— BEGIN RECORDS SHOWN —
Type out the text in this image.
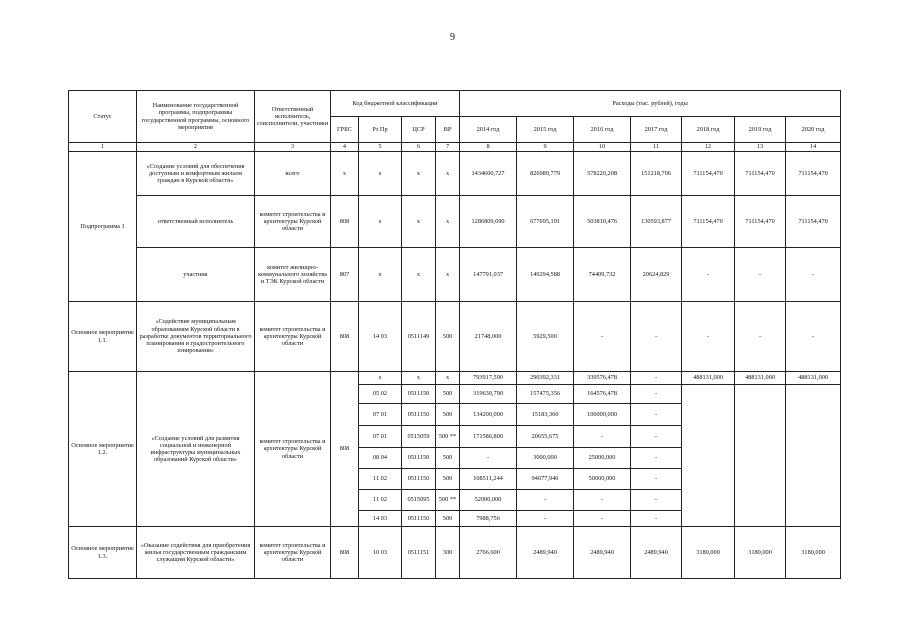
9
Статус	Наименование государственной программы, подпрограммы государственной программы, основного мероприятия	Ответственный исполнитель, соисполнители, участники	Код бюджетной классификации				Расходы (тыс. рублей), годы						
			ГРБС	Рз Пр	ЦСР	ВР	2014 год	2015 год	2016 год	2017 год	2018 год	2019 год	2020 год
1	2	3	4	5	6	7	8	9	10	11	12	13	14
Подпрограмма 1	«Создание условий для обеспечения доступным и комфортным жильем граждан в Курской области»	всего	x	x	x	x	1434600,727	826989,779	578220,208	151218,706	711154,470	711154,470	711154,470
	ответственный исполнитель	комитет строительства и архитектуры Курской области	808	x	x	x	1286809,690	677695,191	503810,476	130593,877	711154,470	711154,470	711154,470
	участник	комитет жилищно-коммунального хозяйства и ТЭК Курской области	807	x	x	x	147791,037	149294,588	74409,732	20624,829	-	-	-
Основное мероприятие 1.1.	«Содействие муниципальным образованиям Курской области в разработке документов территориального планирования и градостроительного зонирования»	комитет строительства и архитектуры Курской области	808	14 03	0511149	500	21748,000	5929,500	-	-	-	-	-
Основное мероприятие 1.2.	«Создание условий для развития социальной и инженерной инфраструктуры муниципальных образований Курской области»	комитет строительства и архитектуры Курской области	808	x	x	x	793917,590	290392,331	339576,478	-	488131,000	488131,000	488131,000
				05 02	0511150	500	319630,790	157475,356	164576,478	-			
				07 01	0511150	500	134200,000	15183,360	100000,000	-			
				07 01	0515059	500 **	171586,800	20655,675	-	-			
				08 04	0511150	500	-	3000,000	25000,000	-			
				11 02	0511150	500	108511,244	94077,940	50000,000	-			
				11 02	0515095	500 **	52000,000	-	-	-			
				14 03	0511150	500	7988,756	-	-	-			
Основное мероприятие 1.3.	«Оказание содействия для приобретения жилья государственным гражданским служащим Курской области»	комитет строительства и архитектуры Курской области	808	10 03	0511151	300	2766,600	2489,940	2489,940	2489,940	3180,000	3180,000	3180,000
— END RECORDS SHOWN —
§ **EXERCISE BRIEF**:
Identify which lines contain the word "Создание" and copy each one.

§ **EXERCISE ANSWER**:
Подпрограмма 1	«Создание условий для обеспечения доступным и комфортным жильем граждан в Курской области»	всего	x	x	x	x	1434600,727	826989,779	578220,208	151218,706	711154,470	711154,470	711154,470
Основное мероприятие 1.2.	«Создание условий для развития социальной и инженерной инфраструктуры муниципальных образований Курской области»	комитет строительства и архитектуры Курской области	808	x	x	x	793917,590	290392,331	339576,478	-	488131,000	488131,000	488131,000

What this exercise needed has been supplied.